What is required: Without the images, print all the entries below exactly as given.

Collected data entries:
..........

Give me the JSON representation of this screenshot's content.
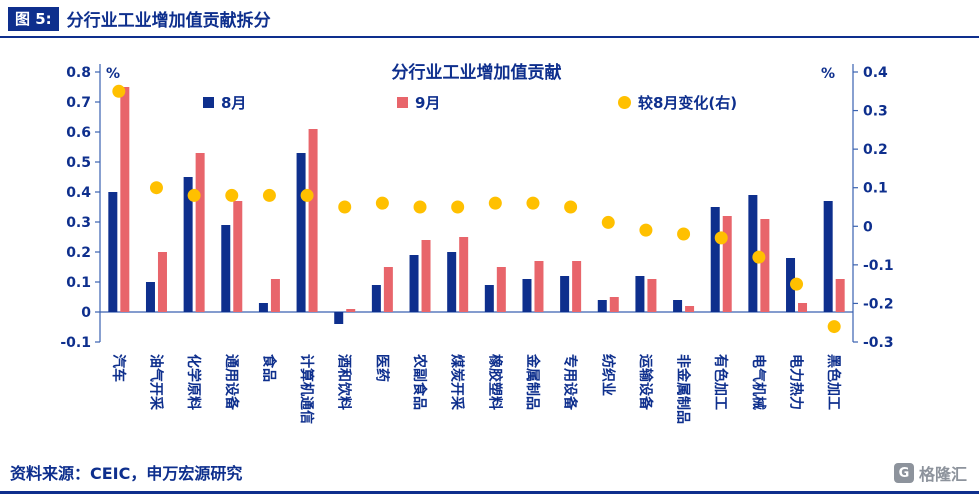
{
  "header": {
    "figure_label": "图 5:",
    "figure_title": "分行业工业增加值贡献拆分"
  },
  "footer": {
    "source": "资料来源：CEIC，申万宏源研究"
  },
  "logo": {
    "icon": "G",
    "text": "格隆汇"
  },
  "colors": {
    "navy": "#0e2f8d",
    "salmon": "#e8656b",
    "yellow": "#ffc000",
    "axis": "#3a62b0",
    "logo_gray": "#8d939c"
  },
  "chart_data": {
    "type": "bar",
    "title": "分行业工业增加值贡献",
    "legend_position": "top",
    "grid": false,
    "left_axis": {
      "unit": "%",
      "min": -0.1,
      "max": 0.8,
      "tick_step": 0.1
    },
    "right_axis": {
      "unit": "%",
      "min": -0.3,
      "max": 0.4,
      "tick_step": 0.1
    },
    "categories": [
      "汽车",
      "油气开采",
      "化学原料",
      "通用设备",
      "食品",
      "计算机通信",
      "酒和饮料",
      "医药",
      "农副食品",
      "煤炭开采",
      "橡胶塑料",
      "金属制品",
      "专用设备",
      "纺织业",
      "运输设备",
      "非金属制品",
      "有色加工",
      "电气机械",
      "电力热力",
      "黑色加工"
    ],
    "series": [
      {
        "name": "8月",
        "type": "bar",
        "axis": "left",
        "color": "#0e2f8d",
        "values": [
          0.4,
          0.1,
          0.45,
          0.29,
          0.03,
          0.53,
          -0.04,
          0.09,
          0.19,
          0.2,
          0.09,
          0.11,
          0.12,
          0.04,
          0.12,
          0.04,
          0.35,
          0.39,
          0.18,
          0.37
        ]
      },
      {
        "name": "9月",
        "type": "bar",
        "axis": "left",
        "color": "#e8656b",
        "values": [
          0.75,
          0.2,
          0.53,
          0.37,
          0.11,
          0.61,
          0.01,
          0.15,
          0.24,
          0.25,
          0.15,
          0.17,
          0.17,
          0.05,
          0.11,
          0.02,
          0.32,
          0.31,
          0.03,
          0.11
        ]
      },
      {
        "name": "较8月变化(右)",
        "type": "scatter",
        "axis": "right",
        "color": "#ffc000",
        "values": [
          0.35,
          0.1,
          0.08,
          0.08,
          0.08,
          0.08,
          0.05,
          0.06,
          0.05,
          0.05,
          0.06,
          0.06,
          0.05,
          0.01,
          -0.01,
          -0.02,
          -0.03,
          -0.08,
          -0.15,
          -0.26
        ]
      }
    ]
  }
}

..........

Answer to this exercise:
Give me the JSON representation of this screenshot's content.
{
  "header": {
    "figure_label": "图 5:",
    "figure_title": "分行业工业增加值贡献拆分"
  },
  "footer": {
    "source": "资料来源：CEIC，申万宏源研究"
  },
  "logo": {
    "icon": "G",
    "text": "格隆汇"
  },
  "colors": {
    "navy": "#0e2f8d",
    "salmon": "#e8656b",
    "yellow": "#ffc000",
    "axis": "#3a62b0",
    "logo_gray": "#8d939c"
  },
  "chart_data": {
    "type": "bar",
    "title": "分行业工业增加值贡献",
    "legend_position": "top",
    "grid": false,
    "left_axis": {
      "unit": "%",
      "min": -0.1,
      "max": 0.8,
      "tick_step": 0.1
    },
    "right_axis": {
      "unit": "%",
      "min": -0.3,
      "max": 0.4,
      "tick_step": 0.1
    },
    "categories": [
      "汽车",
      "油气开采",
      "化学原料",
      "通用设备",
      "食品",
      "计算机通信",
      "酒和饮料",
      "医药",
      "农副食品",
      "煤炭开采",
      "橡胶塑料",
      "金属制品",
      "专用设备",
      "纺织业",
      "运输设备",
      "非金属制品",
      "有色加工",
      "电气机械",
      "电力热力",
      "黑色加工"
    ],
    "series": [
      {
        "name": "8月",
        "type": "bar",
        "axis": "left",
        "color": "#0e2f8d",
        "values": [
          0.4,
          0.1,
          0.45,
          0.29,
          0.03,
          0.53,
          -0.04,
          0.09,
          0.19,
          0.2,
          0.09,
          0.11,
          0.12,
          0.04,
          0.12,
          0.04,
          0.35,
          0.39,
          0.18,
          0.37
        ]
      },
      {
        "name": "9月",
        "type": "bar",
        "axis": "left",
        "color": "#e8656b",
        "values": [
          0.75,
          0.2,
          0.53,
          0.37,
          0.11,
          0.61,
          0.01,
          0.15,
          0.24,
          0.25,
          0.15,
          0.17,
          0.17,
          0.05,
          0.11,
          0.02,
          0.32,
          0.31,
          0.03,
          0.11
        ]
      },
      {
        "name": "较8月变化(右)",
        "type": "scatter",
        "axis": "right",
        "color": "#ffc000",
        "values": [
          0.35,
          0.1,
          0.08,
          0.08,
          0.08,
          0.08,
          0.05,
          0.06,
          0.05,
          0.05,
          0.06,
          0.06,
          0.05,
          0.01,
          -0.01,
          -0.02,
          -0.03,
          -0.08,
          -0.15,
          -0.26
        ]
      }
    ]
  }
}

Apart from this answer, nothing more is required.